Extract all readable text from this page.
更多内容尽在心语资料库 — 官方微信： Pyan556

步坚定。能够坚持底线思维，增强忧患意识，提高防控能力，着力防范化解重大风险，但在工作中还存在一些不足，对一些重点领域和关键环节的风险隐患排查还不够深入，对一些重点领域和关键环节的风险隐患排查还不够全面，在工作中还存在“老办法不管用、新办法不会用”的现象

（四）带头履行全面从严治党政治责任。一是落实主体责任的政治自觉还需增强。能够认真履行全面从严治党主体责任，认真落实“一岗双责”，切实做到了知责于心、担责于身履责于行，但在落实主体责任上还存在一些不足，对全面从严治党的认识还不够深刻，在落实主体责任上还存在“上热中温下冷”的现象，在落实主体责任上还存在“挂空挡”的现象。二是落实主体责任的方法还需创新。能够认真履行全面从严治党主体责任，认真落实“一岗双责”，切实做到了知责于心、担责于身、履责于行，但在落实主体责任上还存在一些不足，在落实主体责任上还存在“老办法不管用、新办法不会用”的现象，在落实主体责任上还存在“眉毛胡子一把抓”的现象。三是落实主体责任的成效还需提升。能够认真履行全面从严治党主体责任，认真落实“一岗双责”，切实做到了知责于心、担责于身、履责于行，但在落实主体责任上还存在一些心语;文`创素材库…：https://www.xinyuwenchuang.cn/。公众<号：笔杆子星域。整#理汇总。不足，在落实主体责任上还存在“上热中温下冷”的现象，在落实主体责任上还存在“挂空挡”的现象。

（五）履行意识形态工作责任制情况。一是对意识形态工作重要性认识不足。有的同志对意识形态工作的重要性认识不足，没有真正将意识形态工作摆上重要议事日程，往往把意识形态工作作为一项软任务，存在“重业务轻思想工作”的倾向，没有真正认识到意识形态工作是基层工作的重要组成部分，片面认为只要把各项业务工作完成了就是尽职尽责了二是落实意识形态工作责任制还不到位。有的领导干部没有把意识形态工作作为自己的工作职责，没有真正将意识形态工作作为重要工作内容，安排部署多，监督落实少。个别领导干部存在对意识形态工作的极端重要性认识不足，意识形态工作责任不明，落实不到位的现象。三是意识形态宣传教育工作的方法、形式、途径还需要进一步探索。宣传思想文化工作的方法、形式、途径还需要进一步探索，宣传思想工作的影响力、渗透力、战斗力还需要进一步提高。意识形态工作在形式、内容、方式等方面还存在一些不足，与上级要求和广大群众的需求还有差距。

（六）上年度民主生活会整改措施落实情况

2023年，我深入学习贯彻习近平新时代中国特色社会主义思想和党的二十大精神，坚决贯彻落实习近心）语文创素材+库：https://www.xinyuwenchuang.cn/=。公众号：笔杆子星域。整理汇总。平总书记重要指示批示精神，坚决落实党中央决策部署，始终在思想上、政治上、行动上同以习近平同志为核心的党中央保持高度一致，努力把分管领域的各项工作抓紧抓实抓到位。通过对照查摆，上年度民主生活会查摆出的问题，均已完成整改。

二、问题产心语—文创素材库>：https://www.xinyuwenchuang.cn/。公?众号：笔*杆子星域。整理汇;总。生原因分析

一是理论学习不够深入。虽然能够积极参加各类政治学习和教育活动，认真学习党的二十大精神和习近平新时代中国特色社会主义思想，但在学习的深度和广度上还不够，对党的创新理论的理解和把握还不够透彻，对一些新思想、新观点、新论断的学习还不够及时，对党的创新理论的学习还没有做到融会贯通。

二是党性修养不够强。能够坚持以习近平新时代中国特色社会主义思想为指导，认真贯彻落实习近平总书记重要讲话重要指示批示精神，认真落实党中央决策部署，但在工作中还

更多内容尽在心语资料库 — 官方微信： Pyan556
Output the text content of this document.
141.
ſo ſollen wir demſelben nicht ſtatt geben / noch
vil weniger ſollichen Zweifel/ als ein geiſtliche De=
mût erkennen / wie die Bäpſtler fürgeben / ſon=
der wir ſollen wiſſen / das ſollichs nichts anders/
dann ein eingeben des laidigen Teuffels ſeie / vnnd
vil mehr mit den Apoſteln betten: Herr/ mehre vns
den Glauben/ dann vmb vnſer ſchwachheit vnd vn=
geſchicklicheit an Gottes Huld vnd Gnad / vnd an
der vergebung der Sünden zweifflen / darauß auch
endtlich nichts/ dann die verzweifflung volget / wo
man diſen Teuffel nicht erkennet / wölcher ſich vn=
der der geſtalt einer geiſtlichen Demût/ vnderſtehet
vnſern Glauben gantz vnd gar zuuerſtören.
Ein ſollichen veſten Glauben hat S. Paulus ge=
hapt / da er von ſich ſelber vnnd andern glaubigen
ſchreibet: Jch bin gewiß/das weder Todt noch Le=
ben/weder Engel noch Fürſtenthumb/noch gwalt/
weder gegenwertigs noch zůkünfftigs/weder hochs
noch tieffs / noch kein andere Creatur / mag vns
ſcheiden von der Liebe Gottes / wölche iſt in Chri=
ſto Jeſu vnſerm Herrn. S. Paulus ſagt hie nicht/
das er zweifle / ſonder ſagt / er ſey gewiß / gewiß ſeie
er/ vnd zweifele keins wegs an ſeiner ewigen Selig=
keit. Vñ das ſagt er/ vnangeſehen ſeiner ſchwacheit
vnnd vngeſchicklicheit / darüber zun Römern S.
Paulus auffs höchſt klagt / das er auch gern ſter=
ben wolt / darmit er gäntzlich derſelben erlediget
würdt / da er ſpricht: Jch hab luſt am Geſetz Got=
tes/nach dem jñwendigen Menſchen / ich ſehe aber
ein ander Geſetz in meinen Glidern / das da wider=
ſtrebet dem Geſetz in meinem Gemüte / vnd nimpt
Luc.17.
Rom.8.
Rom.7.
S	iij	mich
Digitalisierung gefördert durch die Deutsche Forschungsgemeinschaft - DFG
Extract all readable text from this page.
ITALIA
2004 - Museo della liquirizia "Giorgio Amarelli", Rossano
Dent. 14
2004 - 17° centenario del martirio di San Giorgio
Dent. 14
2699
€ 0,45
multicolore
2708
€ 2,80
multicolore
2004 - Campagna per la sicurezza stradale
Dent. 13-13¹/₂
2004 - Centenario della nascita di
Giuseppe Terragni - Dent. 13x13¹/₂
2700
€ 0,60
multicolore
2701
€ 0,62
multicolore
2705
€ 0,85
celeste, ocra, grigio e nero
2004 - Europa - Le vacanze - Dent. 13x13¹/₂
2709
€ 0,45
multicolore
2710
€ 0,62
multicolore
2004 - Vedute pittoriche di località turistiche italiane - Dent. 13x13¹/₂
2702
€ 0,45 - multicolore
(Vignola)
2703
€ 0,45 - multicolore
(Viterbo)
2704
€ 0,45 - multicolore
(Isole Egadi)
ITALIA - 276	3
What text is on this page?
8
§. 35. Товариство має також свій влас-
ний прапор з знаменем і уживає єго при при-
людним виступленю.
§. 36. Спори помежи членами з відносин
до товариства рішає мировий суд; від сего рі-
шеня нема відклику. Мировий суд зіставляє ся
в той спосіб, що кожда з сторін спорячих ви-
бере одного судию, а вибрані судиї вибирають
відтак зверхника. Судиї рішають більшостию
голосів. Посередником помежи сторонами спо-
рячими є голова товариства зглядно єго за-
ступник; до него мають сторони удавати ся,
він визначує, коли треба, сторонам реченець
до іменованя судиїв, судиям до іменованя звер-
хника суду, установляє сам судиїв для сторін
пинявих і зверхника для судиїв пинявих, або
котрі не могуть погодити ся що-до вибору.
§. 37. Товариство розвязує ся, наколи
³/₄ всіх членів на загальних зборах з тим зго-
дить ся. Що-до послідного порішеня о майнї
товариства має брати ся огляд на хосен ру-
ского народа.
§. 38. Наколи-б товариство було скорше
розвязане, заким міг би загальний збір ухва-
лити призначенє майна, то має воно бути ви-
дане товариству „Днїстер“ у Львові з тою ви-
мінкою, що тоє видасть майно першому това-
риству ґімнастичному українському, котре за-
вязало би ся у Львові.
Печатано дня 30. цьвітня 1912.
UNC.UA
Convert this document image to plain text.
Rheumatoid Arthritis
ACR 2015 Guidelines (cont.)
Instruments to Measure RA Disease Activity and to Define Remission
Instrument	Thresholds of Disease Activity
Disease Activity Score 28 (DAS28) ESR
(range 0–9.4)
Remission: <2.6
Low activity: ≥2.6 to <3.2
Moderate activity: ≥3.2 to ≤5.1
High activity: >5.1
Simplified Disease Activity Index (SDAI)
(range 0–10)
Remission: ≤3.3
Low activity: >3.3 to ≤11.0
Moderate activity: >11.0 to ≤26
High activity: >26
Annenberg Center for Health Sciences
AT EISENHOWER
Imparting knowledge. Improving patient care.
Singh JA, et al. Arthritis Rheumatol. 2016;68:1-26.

Written instruction -> Tally the lines of the preceding listing in which the word "vnnd" appears; state nothing but the total.

Response for this exercise -> 3